Start Records shown

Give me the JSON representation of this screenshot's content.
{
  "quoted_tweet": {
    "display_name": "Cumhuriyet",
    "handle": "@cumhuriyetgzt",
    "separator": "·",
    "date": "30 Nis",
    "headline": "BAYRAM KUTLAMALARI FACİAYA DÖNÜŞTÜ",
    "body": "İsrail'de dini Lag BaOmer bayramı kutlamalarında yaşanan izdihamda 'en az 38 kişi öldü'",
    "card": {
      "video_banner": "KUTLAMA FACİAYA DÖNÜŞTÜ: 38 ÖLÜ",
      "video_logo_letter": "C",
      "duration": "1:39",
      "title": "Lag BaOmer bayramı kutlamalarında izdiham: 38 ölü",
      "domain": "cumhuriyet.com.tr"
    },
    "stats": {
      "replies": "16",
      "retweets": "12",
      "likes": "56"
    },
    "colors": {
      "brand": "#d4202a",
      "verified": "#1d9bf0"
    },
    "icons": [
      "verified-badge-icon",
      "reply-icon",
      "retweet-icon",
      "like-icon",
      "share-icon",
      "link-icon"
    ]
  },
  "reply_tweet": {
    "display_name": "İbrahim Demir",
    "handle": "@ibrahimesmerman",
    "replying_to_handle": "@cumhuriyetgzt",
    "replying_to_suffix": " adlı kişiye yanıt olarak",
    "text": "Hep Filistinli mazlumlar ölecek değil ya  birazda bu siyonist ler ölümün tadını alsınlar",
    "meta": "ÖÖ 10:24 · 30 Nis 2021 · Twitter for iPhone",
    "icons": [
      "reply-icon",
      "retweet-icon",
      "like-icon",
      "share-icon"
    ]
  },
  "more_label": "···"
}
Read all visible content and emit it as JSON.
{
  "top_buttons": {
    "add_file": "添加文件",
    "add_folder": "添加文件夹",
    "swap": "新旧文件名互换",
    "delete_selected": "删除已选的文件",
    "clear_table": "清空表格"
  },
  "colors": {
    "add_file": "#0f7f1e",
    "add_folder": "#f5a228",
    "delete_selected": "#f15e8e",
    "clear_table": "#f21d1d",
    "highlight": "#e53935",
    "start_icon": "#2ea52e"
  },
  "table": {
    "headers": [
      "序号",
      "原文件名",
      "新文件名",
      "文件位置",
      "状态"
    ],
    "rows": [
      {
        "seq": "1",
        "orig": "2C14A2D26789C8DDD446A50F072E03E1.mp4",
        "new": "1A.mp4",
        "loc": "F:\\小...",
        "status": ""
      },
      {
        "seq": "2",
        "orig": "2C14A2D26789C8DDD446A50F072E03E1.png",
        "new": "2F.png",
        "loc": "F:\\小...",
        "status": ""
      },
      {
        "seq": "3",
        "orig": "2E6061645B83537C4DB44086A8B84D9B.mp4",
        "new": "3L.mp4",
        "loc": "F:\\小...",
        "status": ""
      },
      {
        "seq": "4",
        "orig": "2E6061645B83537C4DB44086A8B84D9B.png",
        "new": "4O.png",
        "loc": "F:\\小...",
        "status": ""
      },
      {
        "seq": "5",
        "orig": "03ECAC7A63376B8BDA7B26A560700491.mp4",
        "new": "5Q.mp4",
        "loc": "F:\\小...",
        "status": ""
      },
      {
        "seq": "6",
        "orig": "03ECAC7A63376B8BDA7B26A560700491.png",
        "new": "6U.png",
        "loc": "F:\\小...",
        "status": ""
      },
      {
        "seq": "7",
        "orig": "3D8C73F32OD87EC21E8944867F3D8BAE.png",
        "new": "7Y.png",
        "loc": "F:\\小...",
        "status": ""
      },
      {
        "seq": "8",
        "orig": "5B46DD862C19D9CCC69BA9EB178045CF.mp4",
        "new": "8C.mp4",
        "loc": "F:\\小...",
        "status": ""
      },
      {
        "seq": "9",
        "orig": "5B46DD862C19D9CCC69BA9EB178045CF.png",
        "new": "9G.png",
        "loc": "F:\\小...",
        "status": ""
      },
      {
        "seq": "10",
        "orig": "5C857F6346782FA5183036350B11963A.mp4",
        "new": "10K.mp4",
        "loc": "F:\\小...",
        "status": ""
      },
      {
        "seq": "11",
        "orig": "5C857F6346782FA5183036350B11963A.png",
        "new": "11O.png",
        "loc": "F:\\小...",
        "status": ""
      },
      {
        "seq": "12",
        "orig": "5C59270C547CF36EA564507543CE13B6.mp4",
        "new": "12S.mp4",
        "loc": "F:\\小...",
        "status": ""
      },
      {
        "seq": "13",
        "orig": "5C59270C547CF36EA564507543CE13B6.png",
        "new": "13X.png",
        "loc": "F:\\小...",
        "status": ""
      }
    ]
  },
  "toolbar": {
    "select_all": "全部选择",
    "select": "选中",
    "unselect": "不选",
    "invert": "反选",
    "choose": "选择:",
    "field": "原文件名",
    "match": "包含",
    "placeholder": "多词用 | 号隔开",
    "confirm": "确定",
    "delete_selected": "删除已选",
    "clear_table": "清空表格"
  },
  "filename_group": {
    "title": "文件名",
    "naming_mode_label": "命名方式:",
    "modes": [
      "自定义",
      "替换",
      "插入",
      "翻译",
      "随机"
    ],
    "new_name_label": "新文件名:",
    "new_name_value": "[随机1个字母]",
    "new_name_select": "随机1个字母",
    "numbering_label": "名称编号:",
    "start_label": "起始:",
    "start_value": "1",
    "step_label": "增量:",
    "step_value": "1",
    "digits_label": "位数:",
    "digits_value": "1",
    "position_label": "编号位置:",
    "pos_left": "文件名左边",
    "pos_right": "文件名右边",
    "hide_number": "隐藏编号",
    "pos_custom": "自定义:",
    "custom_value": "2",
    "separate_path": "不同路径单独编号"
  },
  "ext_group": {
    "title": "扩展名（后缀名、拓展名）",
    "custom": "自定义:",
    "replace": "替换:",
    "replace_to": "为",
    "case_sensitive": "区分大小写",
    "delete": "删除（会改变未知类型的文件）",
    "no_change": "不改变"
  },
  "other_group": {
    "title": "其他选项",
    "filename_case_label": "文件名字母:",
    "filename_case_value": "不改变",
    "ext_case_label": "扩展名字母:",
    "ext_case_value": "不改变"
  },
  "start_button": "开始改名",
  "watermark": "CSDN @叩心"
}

End Records shown

What is expected
Across the entries, how many lines hold the word "DÖNÜŞTÜ"? Say only the number.

Finished exercise
2